▶ **Exercise aim**:
Each line of the listing that contains the word "Säfte" is to be copied.

(Saved data entries)
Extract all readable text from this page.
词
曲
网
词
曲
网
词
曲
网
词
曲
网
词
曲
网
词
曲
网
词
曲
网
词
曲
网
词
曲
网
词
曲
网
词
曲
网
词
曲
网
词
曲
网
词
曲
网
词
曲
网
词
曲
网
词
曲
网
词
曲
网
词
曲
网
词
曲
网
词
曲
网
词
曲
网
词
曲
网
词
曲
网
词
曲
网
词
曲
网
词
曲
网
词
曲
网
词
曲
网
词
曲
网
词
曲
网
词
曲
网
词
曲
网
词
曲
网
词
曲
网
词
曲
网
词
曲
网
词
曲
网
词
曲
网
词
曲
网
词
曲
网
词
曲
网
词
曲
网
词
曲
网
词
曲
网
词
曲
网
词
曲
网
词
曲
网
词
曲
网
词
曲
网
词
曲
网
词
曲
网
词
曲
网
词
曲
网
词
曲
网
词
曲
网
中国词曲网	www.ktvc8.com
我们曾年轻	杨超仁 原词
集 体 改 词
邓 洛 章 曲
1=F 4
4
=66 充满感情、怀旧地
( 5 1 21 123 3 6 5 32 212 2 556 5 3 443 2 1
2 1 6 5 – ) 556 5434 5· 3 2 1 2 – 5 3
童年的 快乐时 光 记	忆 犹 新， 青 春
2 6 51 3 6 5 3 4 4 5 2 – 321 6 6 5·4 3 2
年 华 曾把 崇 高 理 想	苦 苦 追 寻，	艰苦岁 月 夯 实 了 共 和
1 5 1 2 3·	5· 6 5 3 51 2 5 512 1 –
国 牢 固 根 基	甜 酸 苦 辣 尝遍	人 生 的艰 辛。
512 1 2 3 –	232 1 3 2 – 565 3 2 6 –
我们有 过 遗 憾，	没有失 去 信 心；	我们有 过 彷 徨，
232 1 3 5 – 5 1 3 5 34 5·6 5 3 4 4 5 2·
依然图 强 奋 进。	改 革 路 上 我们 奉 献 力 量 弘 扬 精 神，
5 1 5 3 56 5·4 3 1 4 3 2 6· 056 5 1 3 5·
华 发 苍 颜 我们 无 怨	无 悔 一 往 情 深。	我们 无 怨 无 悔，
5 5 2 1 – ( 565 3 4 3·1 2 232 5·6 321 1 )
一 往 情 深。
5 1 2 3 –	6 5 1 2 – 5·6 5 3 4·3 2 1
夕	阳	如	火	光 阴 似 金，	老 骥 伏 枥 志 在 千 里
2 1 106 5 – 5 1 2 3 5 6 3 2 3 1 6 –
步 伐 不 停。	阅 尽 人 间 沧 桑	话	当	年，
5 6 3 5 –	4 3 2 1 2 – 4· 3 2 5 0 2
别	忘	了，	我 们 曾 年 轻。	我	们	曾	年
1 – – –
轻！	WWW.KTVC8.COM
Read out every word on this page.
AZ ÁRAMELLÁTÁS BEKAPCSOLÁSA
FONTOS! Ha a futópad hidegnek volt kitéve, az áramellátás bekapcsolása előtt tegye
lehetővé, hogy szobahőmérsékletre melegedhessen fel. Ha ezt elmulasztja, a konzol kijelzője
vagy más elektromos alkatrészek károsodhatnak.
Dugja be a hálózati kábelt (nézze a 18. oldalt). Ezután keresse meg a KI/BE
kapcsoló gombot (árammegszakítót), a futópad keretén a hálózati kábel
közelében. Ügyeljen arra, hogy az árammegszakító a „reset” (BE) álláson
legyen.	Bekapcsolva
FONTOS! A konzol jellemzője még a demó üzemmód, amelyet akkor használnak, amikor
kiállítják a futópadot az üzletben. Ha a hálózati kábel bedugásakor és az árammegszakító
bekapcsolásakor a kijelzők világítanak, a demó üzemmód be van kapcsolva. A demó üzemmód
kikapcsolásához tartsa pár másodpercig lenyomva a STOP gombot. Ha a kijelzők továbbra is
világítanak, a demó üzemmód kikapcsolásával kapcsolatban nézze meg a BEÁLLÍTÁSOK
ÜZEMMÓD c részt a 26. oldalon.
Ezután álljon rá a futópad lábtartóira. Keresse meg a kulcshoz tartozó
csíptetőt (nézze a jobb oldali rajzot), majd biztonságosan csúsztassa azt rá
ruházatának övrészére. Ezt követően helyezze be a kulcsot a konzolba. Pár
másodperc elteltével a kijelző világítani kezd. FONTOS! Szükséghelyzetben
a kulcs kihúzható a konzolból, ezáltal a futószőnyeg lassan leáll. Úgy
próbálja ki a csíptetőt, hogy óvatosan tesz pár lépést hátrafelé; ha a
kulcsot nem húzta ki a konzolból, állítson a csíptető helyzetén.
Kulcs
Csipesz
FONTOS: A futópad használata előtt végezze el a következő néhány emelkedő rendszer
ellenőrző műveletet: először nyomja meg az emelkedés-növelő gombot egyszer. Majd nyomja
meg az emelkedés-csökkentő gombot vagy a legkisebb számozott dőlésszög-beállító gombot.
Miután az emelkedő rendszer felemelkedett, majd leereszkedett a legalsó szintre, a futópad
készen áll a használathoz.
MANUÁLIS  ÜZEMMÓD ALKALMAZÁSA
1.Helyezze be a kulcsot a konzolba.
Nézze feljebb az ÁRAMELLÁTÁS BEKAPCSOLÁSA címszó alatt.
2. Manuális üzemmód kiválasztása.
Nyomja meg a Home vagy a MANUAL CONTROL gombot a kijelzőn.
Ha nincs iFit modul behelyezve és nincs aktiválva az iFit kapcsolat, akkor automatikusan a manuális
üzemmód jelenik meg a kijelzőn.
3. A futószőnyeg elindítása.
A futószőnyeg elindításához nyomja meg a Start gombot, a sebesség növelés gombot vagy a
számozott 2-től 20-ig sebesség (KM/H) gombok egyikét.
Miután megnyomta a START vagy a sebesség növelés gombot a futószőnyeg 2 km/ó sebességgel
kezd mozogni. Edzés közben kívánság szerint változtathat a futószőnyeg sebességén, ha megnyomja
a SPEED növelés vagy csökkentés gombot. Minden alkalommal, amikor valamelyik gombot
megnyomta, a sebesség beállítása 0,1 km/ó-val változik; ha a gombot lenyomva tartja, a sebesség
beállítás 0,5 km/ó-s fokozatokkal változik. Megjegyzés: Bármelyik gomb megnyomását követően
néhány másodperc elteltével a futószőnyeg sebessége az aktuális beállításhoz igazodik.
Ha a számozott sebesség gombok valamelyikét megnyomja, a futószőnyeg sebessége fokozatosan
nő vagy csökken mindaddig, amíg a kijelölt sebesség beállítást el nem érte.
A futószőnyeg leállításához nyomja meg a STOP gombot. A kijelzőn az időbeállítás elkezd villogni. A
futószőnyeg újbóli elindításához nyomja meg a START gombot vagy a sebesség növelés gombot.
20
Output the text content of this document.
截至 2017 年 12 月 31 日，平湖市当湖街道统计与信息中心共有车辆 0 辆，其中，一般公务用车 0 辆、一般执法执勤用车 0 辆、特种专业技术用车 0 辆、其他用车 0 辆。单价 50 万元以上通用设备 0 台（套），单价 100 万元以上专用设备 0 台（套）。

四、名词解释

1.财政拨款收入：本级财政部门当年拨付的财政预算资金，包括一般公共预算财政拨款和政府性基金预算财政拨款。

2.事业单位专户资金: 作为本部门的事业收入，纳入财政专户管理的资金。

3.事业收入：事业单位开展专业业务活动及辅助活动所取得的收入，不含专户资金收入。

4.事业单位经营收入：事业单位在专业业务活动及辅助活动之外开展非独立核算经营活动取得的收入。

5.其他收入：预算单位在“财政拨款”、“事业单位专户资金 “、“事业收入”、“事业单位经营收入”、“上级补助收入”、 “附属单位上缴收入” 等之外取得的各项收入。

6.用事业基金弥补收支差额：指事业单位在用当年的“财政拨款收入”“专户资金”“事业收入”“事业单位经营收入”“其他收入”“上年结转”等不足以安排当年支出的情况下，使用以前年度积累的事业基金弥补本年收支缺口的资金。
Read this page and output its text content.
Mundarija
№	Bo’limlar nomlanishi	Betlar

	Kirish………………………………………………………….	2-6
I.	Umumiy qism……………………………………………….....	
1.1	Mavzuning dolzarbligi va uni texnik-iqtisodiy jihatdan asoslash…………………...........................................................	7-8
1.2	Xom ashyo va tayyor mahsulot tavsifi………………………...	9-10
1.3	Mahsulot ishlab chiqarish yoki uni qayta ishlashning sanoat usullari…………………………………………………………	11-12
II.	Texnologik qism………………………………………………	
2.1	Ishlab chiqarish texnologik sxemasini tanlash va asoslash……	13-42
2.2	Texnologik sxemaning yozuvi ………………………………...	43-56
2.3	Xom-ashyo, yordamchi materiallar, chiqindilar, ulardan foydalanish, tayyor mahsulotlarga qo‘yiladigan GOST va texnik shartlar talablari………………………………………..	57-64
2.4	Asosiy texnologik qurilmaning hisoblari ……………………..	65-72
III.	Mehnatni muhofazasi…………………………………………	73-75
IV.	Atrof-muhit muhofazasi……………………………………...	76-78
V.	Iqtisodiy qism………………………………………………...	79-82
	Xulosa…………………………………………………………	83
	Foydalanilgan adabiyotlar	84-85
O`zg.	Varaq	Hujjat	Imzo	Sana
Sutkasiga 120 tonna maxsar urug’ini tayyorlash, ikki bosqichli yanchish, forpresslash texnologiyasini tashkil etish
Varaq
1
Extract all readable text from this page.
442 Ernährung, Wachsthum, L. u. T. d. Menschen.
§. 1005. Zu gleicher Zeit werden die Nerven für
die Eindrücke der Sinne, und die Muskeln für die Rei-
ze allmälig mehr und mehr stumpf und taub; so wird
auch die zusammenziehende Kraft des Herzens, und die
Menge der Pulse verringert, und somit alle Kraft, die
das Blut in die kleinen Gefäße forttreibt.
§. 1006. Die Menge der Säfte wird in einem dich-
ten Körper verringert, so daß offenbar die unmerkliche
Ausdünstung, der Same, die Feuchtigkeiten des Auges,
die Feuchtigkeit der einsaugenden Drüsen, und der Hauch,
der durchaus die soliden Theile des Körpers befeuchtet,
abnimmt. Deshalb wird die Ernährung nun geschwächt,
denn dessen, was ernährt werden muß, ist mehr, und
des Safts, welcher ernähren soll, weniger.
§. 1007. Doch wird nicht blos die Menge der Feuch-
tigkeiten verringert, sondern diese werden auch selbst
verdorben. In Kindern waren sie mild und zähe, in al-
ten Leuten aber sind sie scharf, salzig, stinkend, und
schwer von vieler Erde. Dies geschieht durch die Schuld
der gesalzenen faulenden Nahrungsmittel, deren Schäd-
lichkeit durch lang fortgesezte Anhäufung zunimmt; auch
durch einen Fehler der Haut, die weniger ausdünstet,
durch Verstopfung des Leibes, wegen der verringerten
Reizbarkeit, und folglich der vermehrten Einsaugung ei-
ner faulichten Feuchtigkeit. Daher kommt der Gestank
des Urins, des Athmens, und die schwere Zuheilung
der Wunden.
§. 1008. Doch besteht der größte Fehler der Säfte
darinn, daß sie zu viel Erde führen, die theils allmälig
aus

▶ **Right answer**:
§. 1006. Die Menge der Säfte wird in einem dich-
§. 1008. Doch besteht der größte Fehler der Säfte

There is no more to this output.